Copy each line of the entries that contains the word "Microlophus".

▶ Extracted entries
......
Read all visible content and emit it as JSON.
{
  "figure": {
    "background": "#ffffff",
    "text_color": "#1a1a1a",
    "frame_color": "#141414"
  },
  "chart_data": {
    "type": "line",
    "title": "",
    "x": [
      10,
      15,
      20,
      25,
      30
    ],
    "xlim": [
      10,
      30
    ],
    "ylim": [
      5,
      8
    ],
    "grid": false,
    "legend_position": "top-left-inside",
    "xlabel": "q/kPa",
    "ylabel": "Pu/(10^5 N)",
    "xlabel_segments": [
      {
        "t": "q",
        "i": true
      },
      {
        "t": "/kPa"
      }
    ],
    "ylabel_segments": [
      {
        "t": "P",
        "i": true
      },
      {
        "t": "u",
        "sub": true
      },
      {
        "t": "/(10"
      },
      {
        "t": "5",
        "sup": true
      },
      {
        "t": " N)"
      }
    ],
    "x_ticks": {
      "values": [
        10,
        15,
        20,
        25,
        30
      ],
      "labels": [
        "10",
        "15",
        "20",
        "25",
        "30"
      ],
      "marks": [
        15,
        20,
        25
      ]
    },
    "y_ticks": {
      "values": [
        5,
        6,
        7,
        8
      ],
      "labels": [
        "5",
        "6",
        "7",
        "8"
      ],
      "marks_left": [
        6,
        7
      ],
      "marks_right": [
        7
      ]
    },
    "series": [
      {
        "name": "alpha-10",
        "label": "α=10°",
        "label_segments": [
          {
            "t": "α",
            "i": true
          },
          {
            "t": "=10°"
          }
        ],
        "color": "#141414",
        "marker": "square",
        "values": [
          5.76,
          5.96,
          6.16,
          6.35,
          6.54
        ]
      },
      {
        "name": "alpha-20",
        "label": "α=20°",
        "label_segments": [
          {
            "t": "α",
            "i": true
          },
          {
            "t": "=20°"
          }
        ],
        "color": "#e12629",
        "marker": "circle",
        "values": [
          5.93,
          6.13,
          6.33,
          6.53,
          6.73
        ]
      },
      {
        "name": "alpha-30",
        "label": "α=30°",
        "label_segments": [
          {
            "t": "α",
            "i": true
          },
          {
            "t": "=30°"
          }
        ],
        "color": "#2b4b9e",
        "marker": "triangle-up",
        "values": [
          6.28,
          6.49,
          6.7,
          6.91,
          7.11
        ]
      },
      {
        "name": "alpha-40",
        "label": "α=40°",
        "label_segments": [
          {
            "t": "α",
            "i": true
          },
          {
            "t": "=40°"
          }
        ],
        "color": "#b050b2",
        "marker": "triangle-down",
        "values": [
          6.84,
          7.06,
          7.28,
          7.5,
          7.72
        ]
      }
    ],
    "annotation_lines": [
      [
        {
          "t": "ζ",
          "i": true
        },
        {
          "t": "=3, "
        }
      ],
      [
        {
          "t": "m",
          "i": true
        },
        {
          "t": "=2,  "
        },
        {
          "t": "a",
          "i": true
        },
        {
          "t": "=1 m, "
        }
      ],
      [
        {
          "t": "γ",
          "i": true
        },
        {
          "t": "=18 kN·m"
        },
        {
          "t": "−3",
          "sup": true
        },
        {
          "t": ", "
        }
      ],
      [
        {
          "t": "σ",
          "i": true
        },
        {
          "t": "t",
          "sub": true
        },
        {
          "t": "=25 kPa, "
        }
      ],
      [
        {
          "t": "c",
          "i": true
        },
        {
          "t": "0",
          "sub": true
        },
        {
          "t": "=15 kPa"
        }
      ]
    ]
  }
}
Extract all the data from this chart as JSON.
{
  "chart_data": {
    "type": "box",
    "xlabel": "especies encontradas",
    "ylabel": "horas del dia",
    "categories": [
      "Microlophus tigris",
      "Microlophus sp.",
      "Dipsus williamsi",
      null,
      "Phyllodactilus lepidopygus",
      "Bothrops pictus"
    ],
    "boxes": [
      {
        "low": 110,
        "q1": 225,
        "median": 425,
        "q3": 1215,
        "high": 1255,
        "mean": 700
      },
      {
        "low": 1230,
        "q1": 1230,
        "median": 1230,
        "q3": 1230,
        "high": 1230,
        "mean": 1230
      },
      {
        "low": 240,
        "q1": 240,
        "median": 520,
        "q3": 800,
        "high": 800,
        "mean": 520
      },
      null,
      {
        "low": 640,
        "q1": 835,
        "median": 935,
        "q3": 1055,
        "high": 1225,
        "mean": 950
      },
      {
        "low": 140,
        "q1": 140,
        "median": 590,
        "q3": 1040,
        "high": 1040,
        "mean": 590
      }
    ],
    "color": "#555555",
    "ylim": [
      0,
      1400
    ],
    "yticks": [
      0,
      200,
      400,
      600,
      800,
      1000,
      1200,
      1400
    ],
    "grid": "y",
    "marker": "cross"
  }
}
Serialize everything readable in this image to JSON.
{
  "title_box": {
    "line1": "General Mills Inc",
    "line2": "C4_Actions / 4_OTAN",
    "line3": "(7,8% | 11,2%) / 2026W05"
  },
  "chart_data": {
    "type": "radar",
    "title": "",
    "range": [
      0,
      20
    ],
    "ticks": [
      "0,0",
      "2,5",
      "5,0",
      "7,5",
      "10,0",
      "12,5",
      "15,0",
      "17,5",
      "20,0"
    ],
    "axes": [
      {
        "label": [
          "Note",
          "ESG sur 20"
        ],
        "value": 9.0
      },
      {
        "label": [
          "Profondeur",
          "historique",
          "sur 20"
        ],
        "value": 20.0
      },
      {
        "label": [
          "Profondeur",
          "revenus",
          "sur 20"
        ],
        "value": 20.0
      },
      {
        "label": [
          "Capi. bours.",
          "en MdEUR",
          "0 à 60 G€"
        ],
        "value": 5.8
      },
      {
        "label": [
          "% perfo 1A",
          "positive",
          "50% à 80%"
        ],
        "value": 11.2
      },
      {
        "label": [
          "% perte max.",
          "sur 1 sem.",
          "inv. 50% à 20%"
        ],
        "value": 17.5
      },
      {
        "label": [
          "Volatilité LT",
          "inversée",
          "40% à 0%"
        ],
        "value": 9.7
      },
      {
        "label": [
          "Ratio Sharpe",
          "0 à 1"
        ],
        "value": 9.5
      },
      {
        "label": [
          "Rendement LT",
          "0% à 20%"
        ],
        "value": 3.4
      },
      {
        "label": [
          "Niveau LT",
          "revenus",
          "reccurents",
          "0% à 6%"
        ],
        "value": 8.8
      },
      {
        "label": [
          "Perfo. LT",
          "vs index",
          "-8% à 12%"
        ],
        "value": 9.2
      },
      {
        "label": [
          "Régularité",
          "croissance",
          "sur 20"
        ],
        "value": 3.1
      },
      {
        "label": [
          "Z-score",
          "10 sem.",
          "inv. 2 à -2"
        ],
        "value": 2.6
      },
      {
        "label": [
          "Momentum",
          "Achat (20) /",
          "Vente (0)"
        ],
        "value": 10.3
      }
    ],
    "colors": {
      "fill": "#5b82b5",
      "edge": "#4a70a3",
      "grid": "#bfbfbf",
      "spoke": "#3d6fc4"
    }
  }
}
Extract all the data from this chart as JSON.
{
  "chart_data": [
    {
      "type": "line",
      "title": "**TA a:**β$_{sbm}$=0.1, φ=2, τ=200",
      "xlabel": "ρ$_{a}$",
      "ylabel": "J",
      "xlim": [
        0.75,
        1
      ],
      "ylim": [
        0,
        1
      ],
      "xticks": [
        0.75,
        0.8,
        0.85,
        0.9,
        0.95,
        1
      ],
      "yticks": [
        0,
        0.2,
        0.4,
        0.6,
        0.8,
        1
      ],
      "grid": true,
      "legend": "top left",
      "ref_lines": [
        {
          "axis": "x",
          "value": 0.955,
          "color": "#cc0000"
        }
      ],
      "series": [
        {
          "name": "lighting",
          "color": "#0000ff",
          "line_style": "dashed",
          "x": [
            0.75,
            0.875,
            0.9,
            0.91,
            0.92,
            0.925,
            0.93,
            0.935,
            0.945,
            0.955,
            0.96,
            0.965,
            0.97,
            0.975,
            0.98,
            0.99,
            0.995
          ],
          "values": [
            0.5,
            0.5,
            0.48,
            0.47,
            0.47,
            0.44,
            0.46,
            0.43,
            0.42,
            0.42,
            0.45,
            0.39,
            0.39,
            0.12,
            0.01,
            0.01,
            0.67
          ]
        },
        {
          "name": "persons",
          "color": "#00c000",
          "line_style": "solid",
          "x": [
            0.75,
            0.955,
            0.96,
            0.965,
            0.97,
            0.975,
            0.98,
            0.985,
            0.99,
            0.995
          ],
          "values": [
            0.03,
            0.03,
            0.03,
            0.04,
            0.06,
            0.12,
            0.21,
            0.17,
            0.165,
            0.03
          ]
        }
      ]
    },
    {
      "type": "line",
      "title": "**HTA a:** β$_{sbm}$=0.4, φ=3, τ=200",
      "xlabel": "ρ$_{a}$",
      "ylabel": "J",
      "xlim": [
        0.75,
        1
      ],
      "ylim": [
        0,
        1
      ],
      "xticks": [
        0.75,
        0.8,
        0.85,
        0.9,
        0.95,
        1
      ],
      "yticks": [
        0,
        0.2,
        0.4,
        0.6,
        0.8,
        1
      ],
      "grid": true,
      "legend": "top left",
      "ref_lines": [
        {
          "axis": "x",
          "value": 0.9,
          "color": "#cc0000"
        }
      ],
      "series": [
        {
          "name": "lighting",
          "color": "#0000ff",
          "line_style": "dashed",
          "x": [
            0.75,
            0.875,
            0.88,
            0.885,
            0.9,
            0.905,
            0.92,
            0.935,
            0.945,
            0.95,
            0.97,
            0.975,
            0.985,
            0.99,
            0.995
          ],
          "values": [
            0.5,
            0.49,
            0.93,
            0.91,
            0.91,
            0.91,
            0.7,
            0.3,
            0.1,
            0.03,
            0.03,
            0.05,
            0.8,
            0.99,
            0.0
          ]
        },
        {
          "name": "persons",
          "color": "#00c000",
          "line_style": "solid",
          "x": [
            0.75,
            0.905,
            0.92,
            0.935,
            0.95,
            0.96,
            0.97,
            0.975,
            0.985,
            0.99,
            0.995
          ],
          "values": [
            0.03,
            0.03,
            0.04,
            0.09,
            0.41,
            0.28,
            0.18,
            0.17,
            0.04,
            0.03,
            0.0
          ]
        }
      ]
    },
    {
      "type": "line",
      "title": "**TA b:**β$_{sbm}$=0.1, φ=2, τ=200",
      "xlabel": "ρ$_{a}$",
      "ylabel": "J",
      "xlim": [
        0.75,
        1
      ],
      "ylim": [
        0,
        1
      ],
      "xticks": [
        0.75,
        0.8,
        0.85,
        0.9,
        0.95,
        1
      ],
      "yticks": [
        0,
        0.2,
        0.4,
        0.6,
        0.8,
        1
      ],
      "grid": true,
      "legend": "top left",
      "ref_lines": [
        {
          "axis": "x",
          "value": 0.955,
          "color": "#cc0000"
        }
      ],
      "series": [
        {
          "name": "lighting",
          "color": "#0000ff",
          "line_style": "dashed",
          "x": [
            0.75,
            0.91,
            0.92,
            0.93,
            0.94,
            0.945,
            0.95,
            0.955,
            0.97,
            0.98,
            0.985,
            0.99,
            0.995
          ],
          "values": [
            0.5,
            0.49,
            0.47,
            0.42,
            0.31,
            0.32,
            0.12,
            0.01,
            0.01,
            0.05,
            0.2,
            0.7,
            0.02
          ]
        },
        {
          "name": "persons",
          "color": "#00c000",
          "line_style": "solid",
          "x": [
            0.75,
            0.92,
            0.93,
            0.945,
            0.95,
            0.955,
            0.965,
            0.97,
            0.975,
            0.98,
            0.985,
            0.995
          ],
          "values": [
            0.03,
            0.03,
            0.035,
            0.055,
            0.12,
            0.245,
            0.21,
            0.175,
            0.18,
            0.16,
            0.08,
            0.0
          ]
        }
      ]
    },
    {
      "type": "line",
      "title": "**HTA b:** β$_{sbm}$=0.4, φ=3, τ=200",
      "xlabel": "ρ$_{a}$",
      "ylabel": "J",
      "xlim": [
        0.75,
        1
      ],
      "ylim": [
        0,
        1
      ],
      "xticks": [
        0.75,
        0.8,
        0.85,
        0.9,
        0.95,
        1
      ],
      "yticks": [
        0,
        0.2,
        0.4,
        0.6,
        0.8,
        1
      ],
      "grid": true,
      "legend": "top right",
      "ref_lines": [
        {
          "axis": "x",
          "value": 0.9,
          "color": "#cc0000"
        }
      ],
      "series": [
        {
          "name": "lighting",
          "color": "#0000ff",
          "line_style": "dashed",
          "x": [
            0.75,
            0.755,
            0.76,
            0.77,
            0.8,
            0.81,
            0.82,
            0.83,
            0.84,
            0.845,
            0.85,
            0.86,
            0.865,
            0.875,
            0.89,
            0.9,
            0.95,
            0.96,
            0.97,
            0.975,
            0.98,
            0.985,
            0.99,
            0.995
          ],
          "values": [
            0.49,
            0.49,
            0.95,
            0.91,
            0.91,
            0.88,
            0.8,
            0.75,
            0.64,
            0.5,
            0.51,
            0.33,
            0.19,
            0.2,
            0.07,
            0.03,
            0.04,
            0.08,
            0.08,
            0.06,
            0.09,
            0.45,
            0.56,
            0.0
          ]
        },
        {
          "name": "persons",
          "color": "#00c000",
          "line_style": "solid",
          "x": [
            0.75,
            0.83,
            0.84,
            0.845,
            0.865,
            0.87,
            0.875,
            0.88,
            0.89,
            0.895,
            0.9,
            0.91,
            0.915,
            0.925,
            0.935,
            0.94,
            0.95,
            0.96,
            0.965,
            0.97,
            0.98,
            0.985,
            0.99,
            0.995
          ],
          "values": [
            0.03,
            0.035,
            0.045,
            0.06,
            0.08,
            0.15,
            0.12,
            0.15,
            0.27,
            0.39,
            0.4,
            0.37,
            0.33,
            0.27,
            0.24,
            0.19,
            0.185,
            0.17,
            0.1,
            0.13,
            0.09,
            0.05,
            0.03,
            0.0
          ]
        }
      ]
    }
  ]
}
......
▶ Response
      "Microlophus tigris",
      "Microlophus sp.",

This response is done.